- [Stored dataset items]
══════
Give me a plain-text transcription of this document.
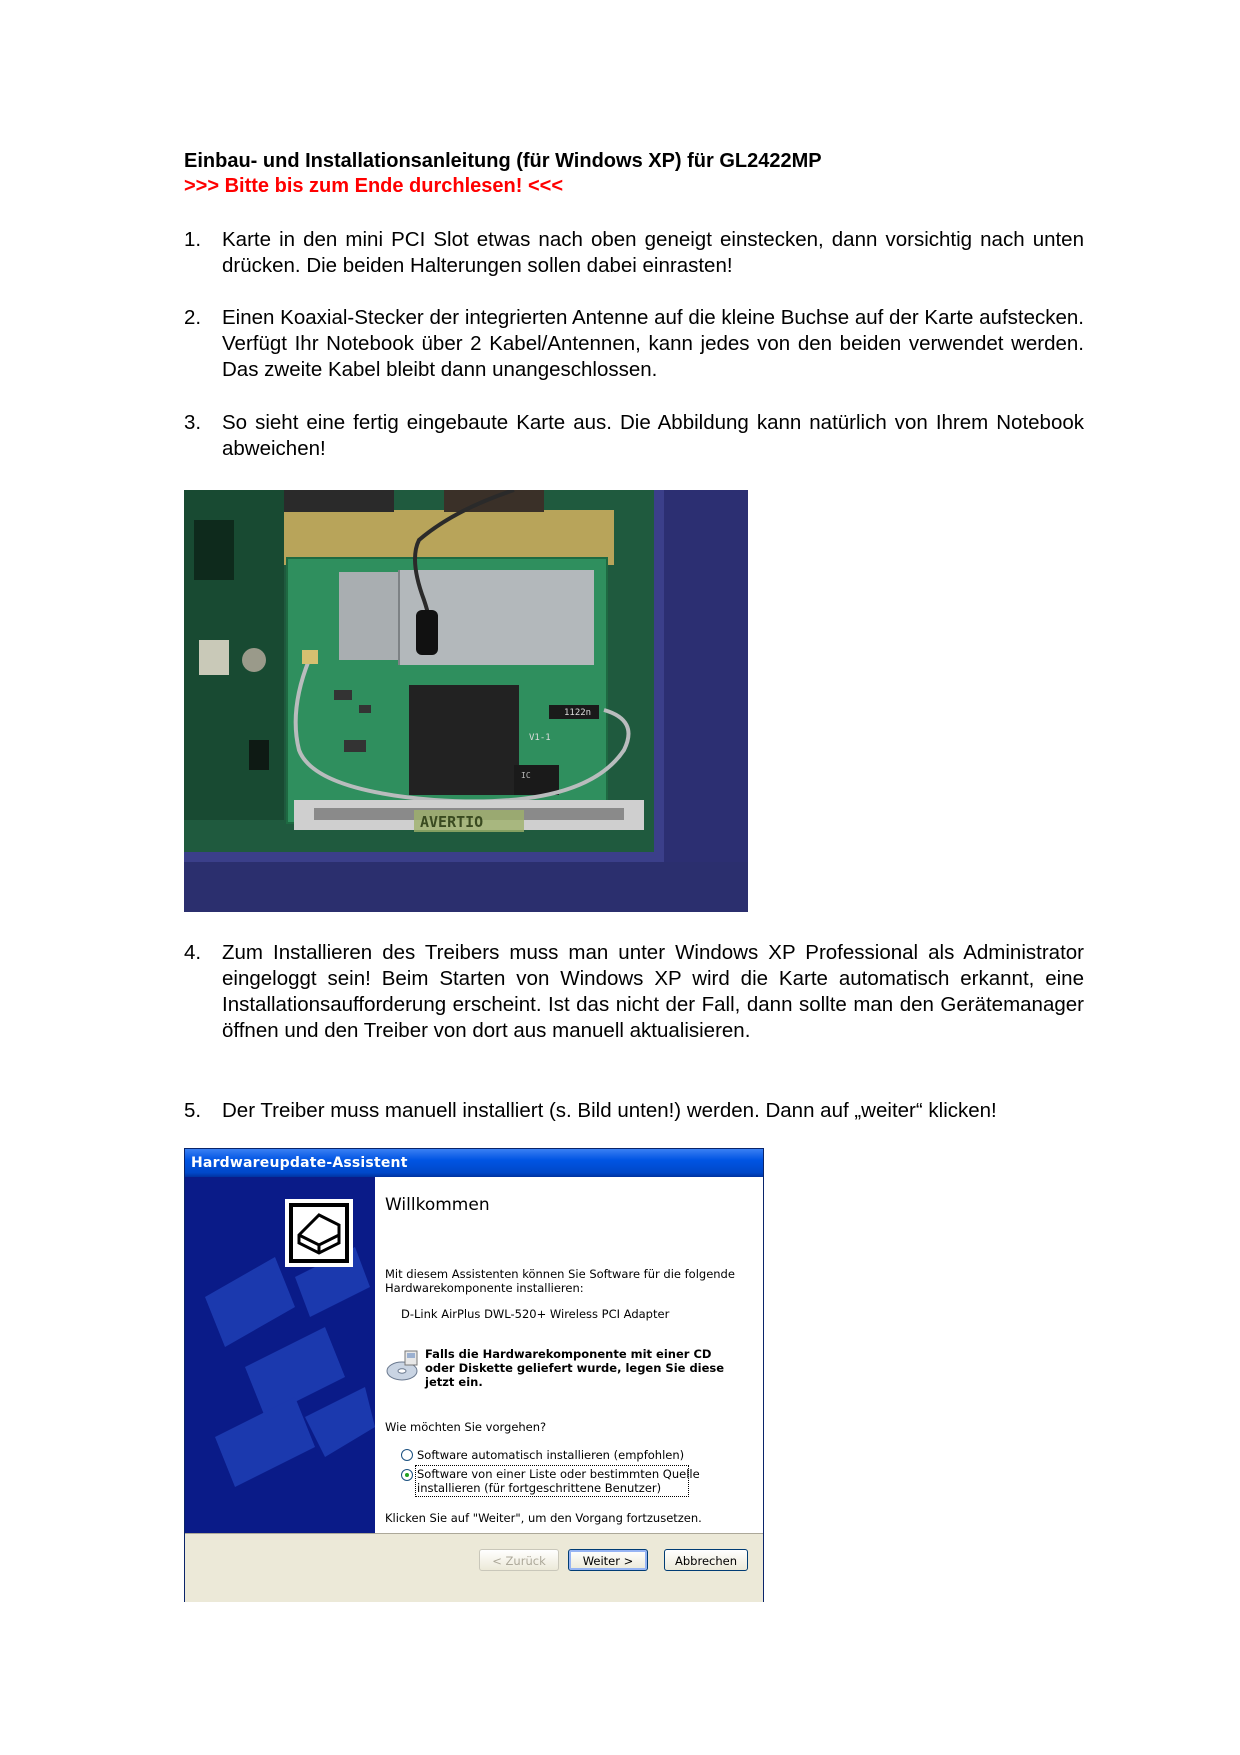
Einbau- und Installationsanleitung (für Windows XP) für GL2422MP
>>> Bitte bis zum Ende durchlesen! <<<
1. Karte in den mini PCI Slot etwas nach oben geneigt einstecken, dann vorsichtig nach unten drücken. Die beiden Halterungen sollen dabei einrasten!
2. Einen Koaxial-Stecker der integrierten Antenne auf die kleine Buchse auf der Karte aufstecken. Verfügt Ihr Notebook über 2 Kabel/Antennen, kann jedes von den beiden verwendet werden. Das zweite Kabel bleibt dann unangeschlossen.
3. So sieht eine fertig eingebaute Karte aus. Die Abbildung kann natürlich von Ihrem Notebook abweichen!
IC
1122n
V1-1
AVERTIO
4. Zum Installieren des Treibers muss man unter Windows XP Professional als Administrator eingeloggt sein! Beim Starten von Windows XP wird die Karte automatisch erkannt, eine Installationsaufforderung erscheint. Ist das nicht der Fall, dann sollte man den Gerätemanager öffnen und den Treiber von dort aus manuell aktualisieren.
5. Der Treiber muss manuell installiert (s. Bild unten!) werden. Dann auf „weiter“ klicken!
Hardwareupdate-Assistent
Willkommen
Mit diesem Assistenten können Sie Software für die folgende
Hardwarekomponente installieren:
D-Link AirPlus DWL-520+ Wireless PCI Adapter
Falls die Hardwarekomponente mit einer CD
oder Diskette geliefert wurde, legen Sie diese
jetzt ein.
Wie möchten Sie vorgehen?
Software automatisch installieren (empfohlen)
Software von einer Liste oder bestimmten Quelle
installieren (für fortgeschrittene Benutzer)
Klicken Sie auf "Weiter", um den Vorgang fortzusetzen.
< Zurück	Weiter >	Abbrechen
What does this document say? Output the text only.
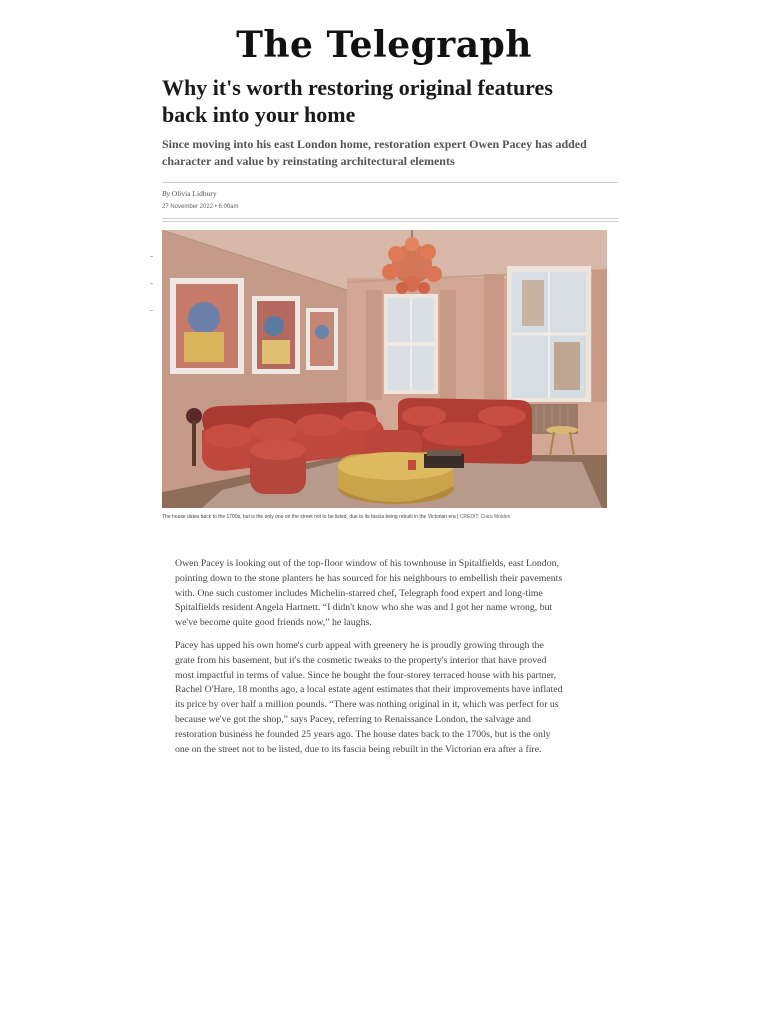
The Telegraph
Why it's worth restoring original features back into your home

Since moving into his east London home, restoration expert Owen Pacey has added character and value by reinstating architectural elements

By Olivia Lidbury
27 November 2022 • 6:00am
The house dates back to the 1700s, but is the only one on the street not to be listed, due to its fascia being rebuilt in the Victorian era | CREDIT: Clara Molden

Owen Pacey is looking out of the top-floor window of his townhouse in Spitalfields, east London, pointing down to the stone planters he has sourced for his neighbours to embellish their pavements with. One such customer includes Michelin-starred chef, Telegraph food expert and long-time Spitalfields resident Angela Hartnett. “I didn't know who she was and I got her name wrong, but we've become quite good friends now,” he laughs.

Pacey has upped his own home's curb appeal with greenery he is proudly growing through the grate from his basement, but it's the cosmetic tweaks to the property's interior that have proved most impactful in terms of value. Since he bought the four-storey terraced house with his partner, Rachel O'Hare, 18 months ago, a local estate agent estimates that their improvements have inflated its price by over half a million pounds. “There was nothing original in it, which was perfect for us because we've got the shop,” says Pacey, referring to Renaissance London, the salvage and restoration business he founded 25 years ago. The house dates back to the 1700s, but is the only one on the street not to be listed, due to its fascia being rebuilt in the Victorian era after a fire.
══════
- [Problem description] Output only the lines from the line that contains "What does this" through the end of the material, both ends included, and skip every picture.

- [Result]
What does this document say? Output the text only.
The Telegraph
Why it's worth restoring original features back into your home

Since moving into his east London home, restoration expert Owen Pacey has added character and value by reinstating architectural elements

By Olivia Lidbury
27 November 2022 • 6:00am
The house dates back to the 1700s, but is the only one on the street not to be listed, due to its fascia being rebuilt in the Victorian era | CREDIT: Clara Molden

Owen Pacey is looking out of the top-floor window of his townhouse in Spitalfields, east London, pointing down to the stone planters he has sourced for his neighbours to embellish their pavements with. One such customer includes Michelin-starred chef, Telegraph food expert and long-time Spitalfields resident Angela Hartnett. “I didn't know who she was and I got her name wrong, but we've become quite good friends now,” he laughs.

Pacey has upped his own home's curb appeal with greenery he is proudly growing through the grate from his basement, but it's the cosmetic tweaks to the property's interior that have proved most impactful in terms of value. Since he bought the four-storey terraced house with his partner, Rachel O'Hare, 18 months ago, a local estate agent estimates that their improvements have inflated its price by over half a million pounds. “There was nothing original in it, which was perfect for us because we've got the shop,” says Pacey, referring to Renaissance London, the salvage and restoration business he founded 25 years ago. The house dates back to the 1700s, but is the only one on the street not to be listed, due to its fascia being rebuilt in the Victorian era after a fire.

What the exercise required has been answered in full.